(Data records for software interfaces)
*****
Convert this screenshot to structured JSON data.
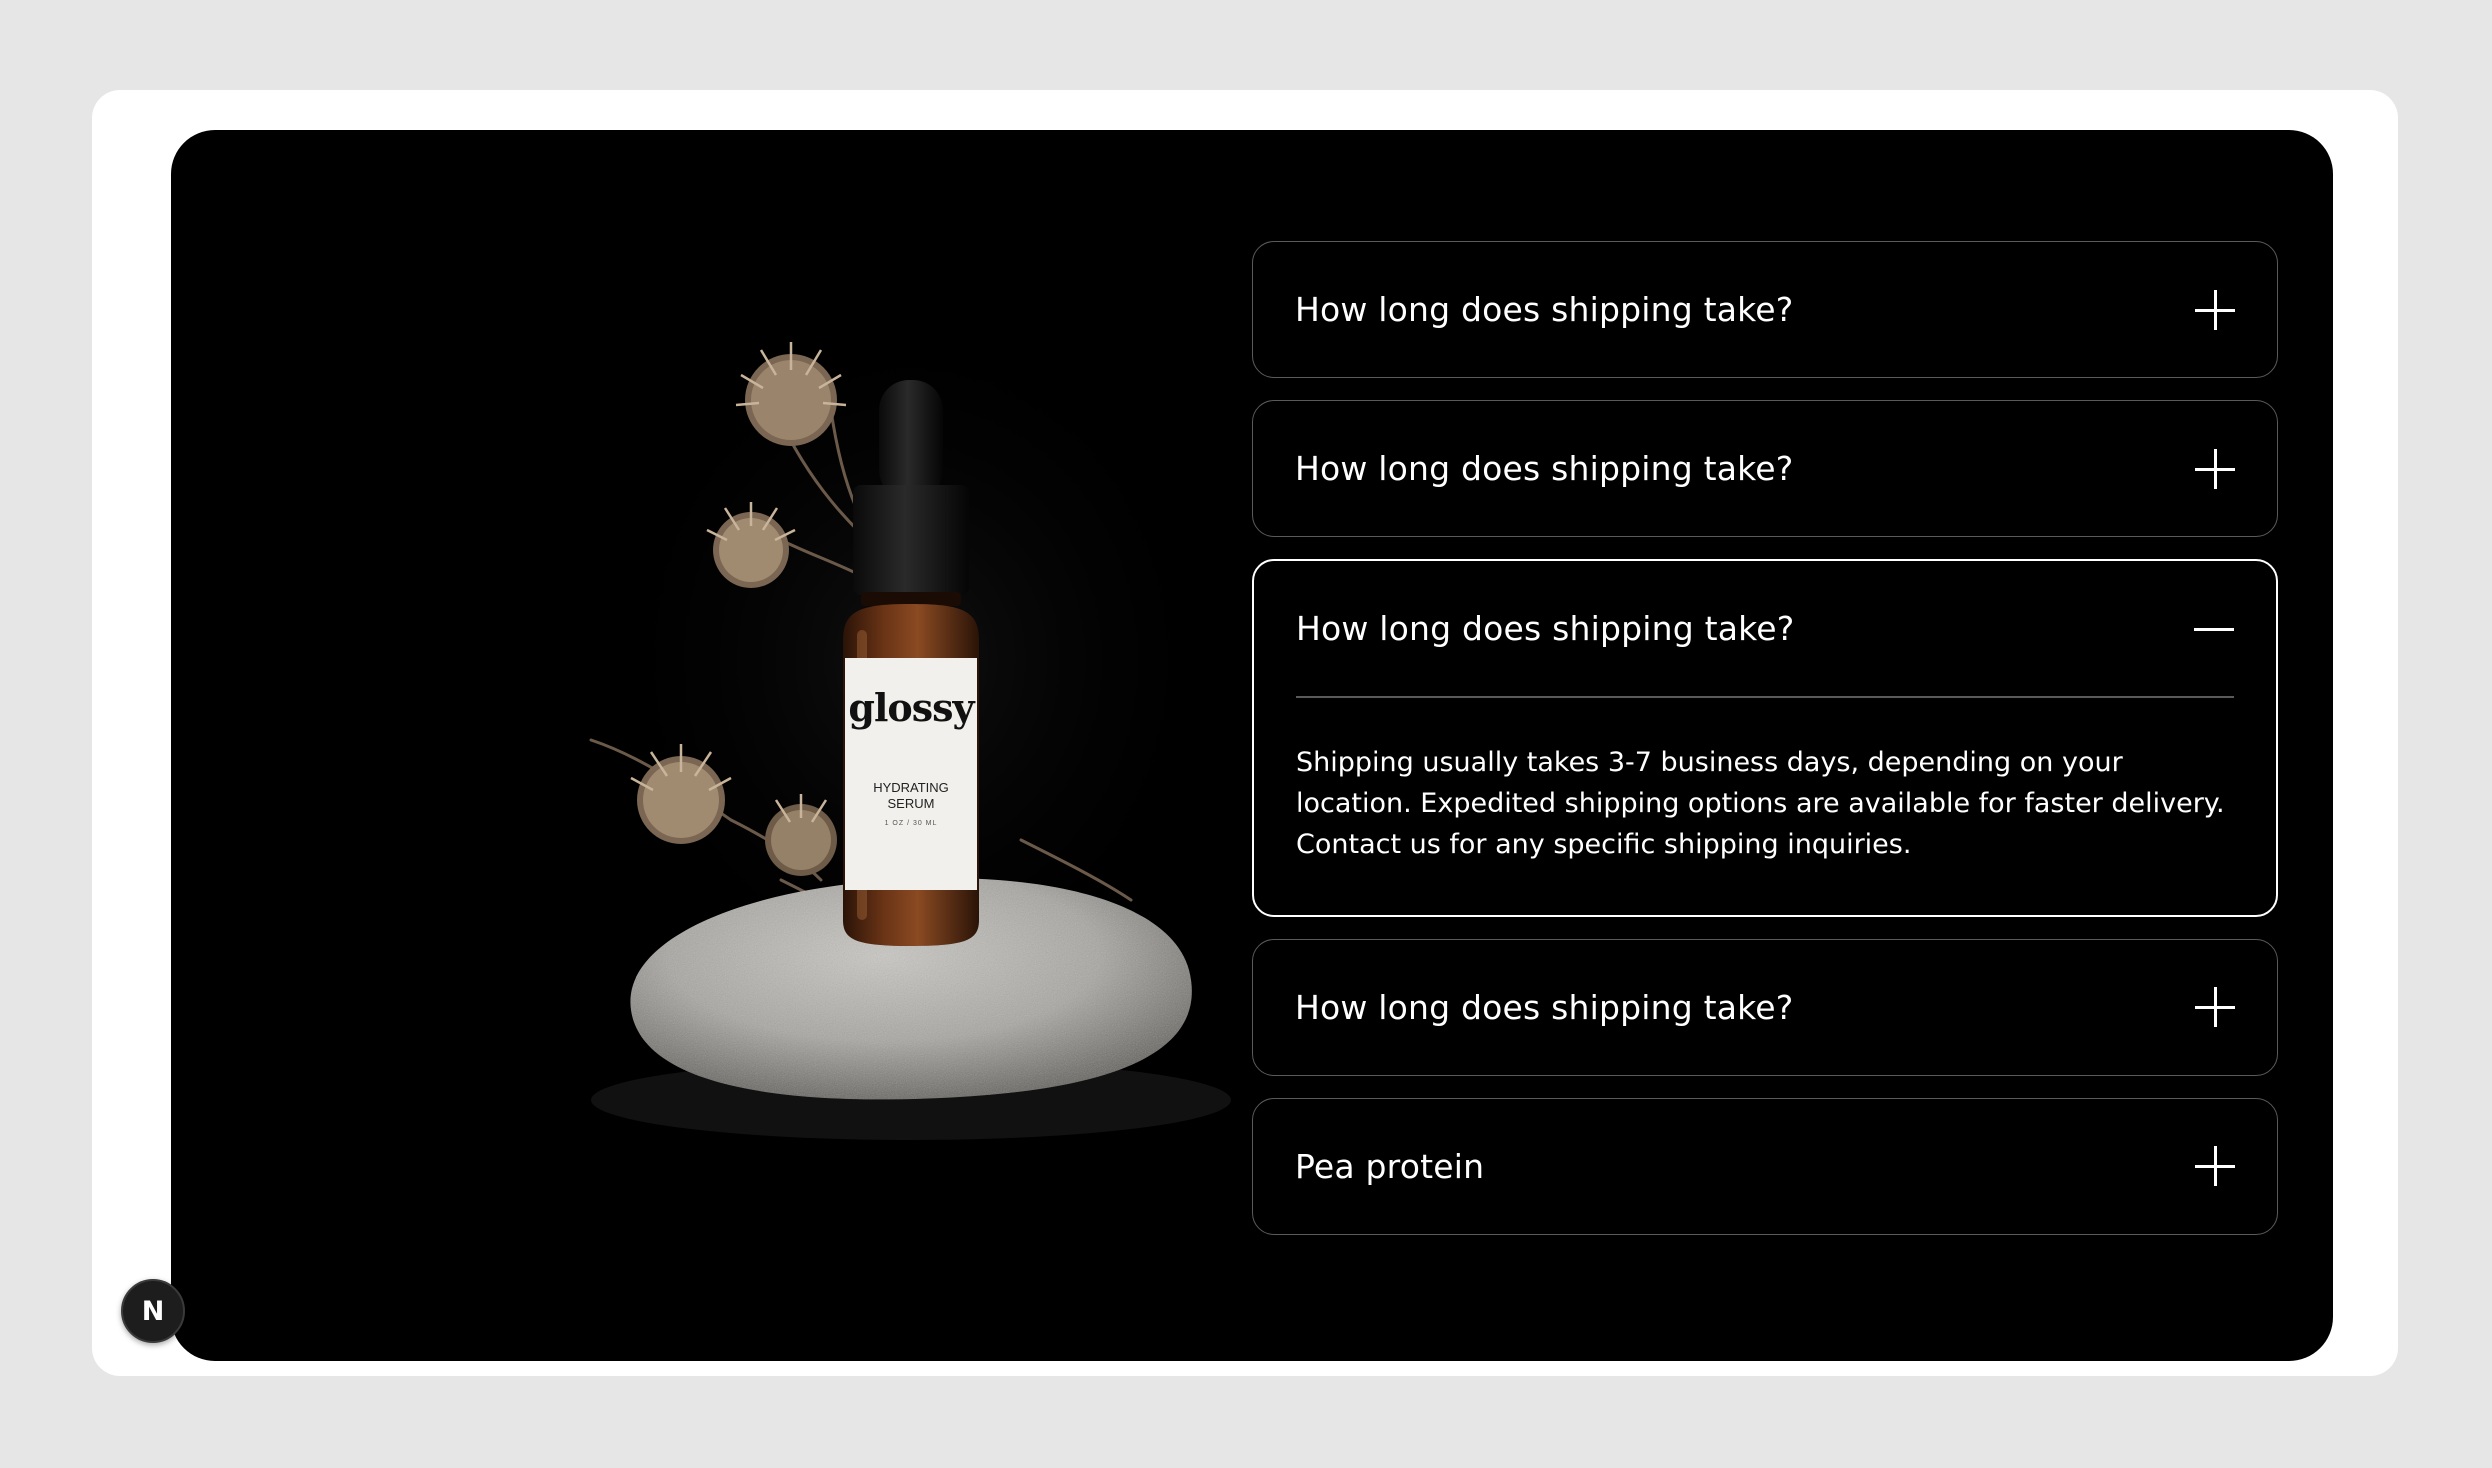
{
  "product": {
    "brand": "glossy",
    "name": "HYDRATING\nSERUM",
    "volume": "1 OZ / 30 ML"
  },
  "faq": {
    "items": [
      {
        "question": "How long does shipping take?",
        "open": false
      },
      {
        "question": "How long does shipping take?",
        "open": false
      },
      {
        "question": "How long does shipping take?",
        "open": true,
        "answer": "Shipping usually takes 3-7 business days, depending on your location. Expedited shipping options are available for faster delivery. Contact us for any specific shipping inquiries."
      },
      {
        "question": "How long does shipping take?",
        "open": false
      },
      {
        "question": "Pea protein",
        "open": false
      }
    ]
  },
  "badge": {
    "label": "N"
  },
  "colors": {
    "page_background": "#e6e6e6",
    "frame": "#ffffff",
    "panel": "#000000",
    "text": "#ffffff",
    "border": "#5a5a5a",
    "open_border": "#ffffff"
  },
  "icons": {
    "collapsed": "plus-icon",
    "expanded": "minus-icon"
  }
}
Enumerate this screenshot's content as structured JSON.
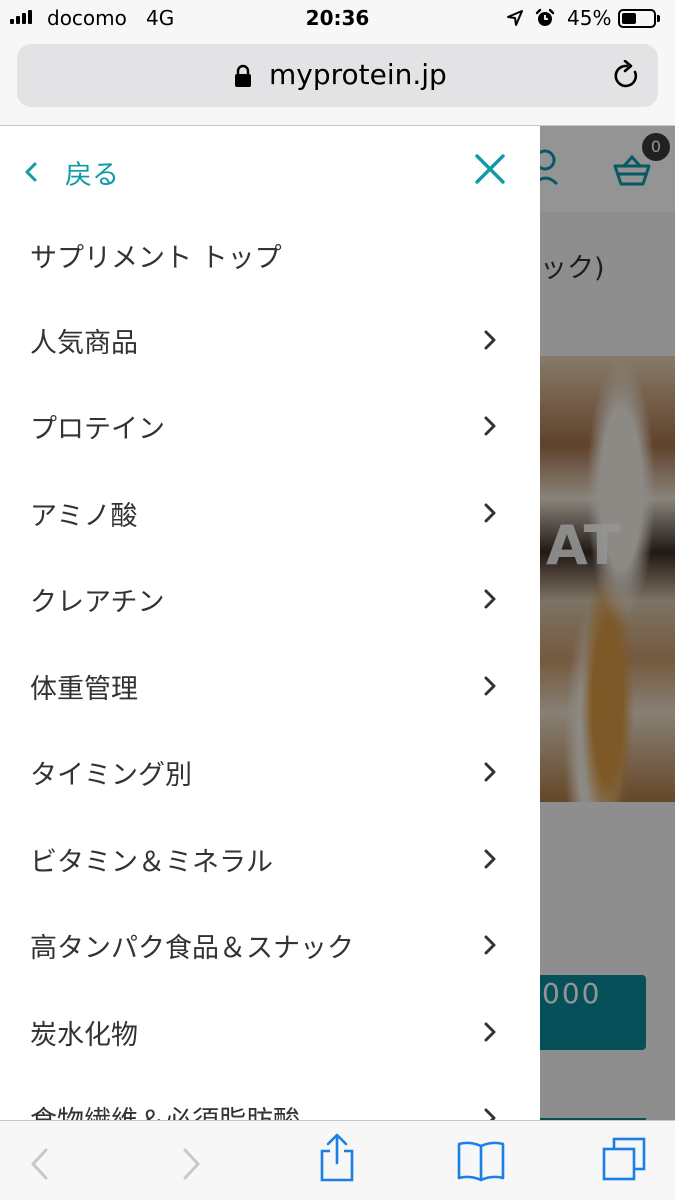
{
  "status_bar": {
    "carrier": "docomo",
    "network": "4G",
    "time": "20:36",
    "battery_percent": "45%",
    "battery_level": 0.45
  },
  "browser": {
    "url": "myprotein.jp"
  },
  "background_page": {
    "cart_count": "0",
    "title_fragment": "ック)",
    "image_text": "AT",
    "button_fragment": "000"
  },
  "drawer": {
    "back_label": "戻る",
    "items": [
      {
        "label": "サプリメント トップ",
        "has_arrow": false
      },
      {
        "label": "人気商品",
        "has_arrow": true
      },
      {
        "label": "プロテイン",
        "has_arrow": true
      },
      {
        "label": "アミノ酸",
        "has_arrow": true
      },
      {
        "label": "クレアチン",
        "has_arrow": true
      },
      {
        "label": "体重管理",
        "has_arrow": true
      },
      {
        "label": "タイミング別",
        "has_arrow": true
      },
      {
        "label": "ビタミン＆ミネラル",
        "has_arrow": true
      },
      {
        "label": "高タンパク食品＆スナック",
        "has_arrow": true
      },
      {
        "label": "炭水化物",
        "has_arrow": true
      },
      {
        "label": "食物繊維＆必須脂肪酸",
        "has_arrow": true
      }
    ]
  },
  "icons": {
    "accent_color": "#0e9aa7",
    "toolbar_color": "#1a7fe6"
  }
}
*****
→ **Task statement**
Every entry above is to be printed again exactly, pictures omitted.

→ **Exercise response**
Convert this screenshot to structured JSON data.
{
  "product": {
    "brand": "glossy",
    "name": "HYDRATING\nSERUM",
    "volume": "1 OZ / 30 ML"
  },
  "faq": {
    "items": [
      {
        "question": "How long does shipping take?",
        "open": false
      },
      {
        "question": "How long does shipping take?",
        "open": false
      },
      {
        "question": "How long does shipping take?",
        "open": true,
        "answer": "Shipping usually takes 3-7 business days, depending on your location. Expedited shipping options are available for faster delivery. Contact us for any specific shipping inquiries."
      },
      {
        "question": "How long does shipping take?",
        "open": false
      },
      {
        "question": "Pea protein",
        "open": false
      }
    ]
  },
  "badge": {
    "label": "N"
  },
  "colors": {
    "page_background": "#e6e6e6",
    "frame": "#ffffff",
    "panel": "#000000",
    "text": "#ffffff",
    "border": "#5a5a5a",
    "open_border": "#ffffff"
  },
  "icons": {
    "collapsed": "plus-icon",
    "expanded": "minus-icon"
  }
}
Enumerate this screenshot's content as structured JSON.
{
  "status_bar": {
    "carrier": "docomo",
    "network": "4G",
    "time": "20:36",
    "battery_percent": "45%",
    "battery_level": 0.45
  },
  "browser": {
    "url": "myprotein.jp"
  },
  "background_page": {
    "cart_count": "0",
    "title_fragment": "ック)",
    "image_text": "AT",
    "button_fragment": "000"
  },
  "drawer": {
    "back_label": "戻る",
    "items": [
      {
        "label": "サプリメント トップ",
        "has_arrow": false
      },
      {
        "label": "人気商品",
        "has_arrow": true
      },
      {
        "label": "プロテイン",
        "has_arrow": true
      },
      {
        "label": "アミノ酸",
        "has_arrow": true
      },
      {
        "label": "クレアチン",
        "has_arrow": true
      },
      {
        "label": "体重管理",
        "has_arrow": true
      },
      {
        "label": "タイミング別",
        "has_arrow": true
      },
      {
        "label": "ビタミン＆ミネラル",
        "has_arrow": true
      },
      {
        "label": "高タンパク食品＆スナック",
        "has_arrow": true
      },
      {
        "label": "炭水化物",
        "has_arrow": true
      },
      {
        "label": "食物繊維＆必須脂肪酸",
        "has_arrow": true
      }
    ]
  },
  "icons": {
    "accent_color": "#0e9aa7",
    "toolbar_color": "#1a7fe6"
  }
}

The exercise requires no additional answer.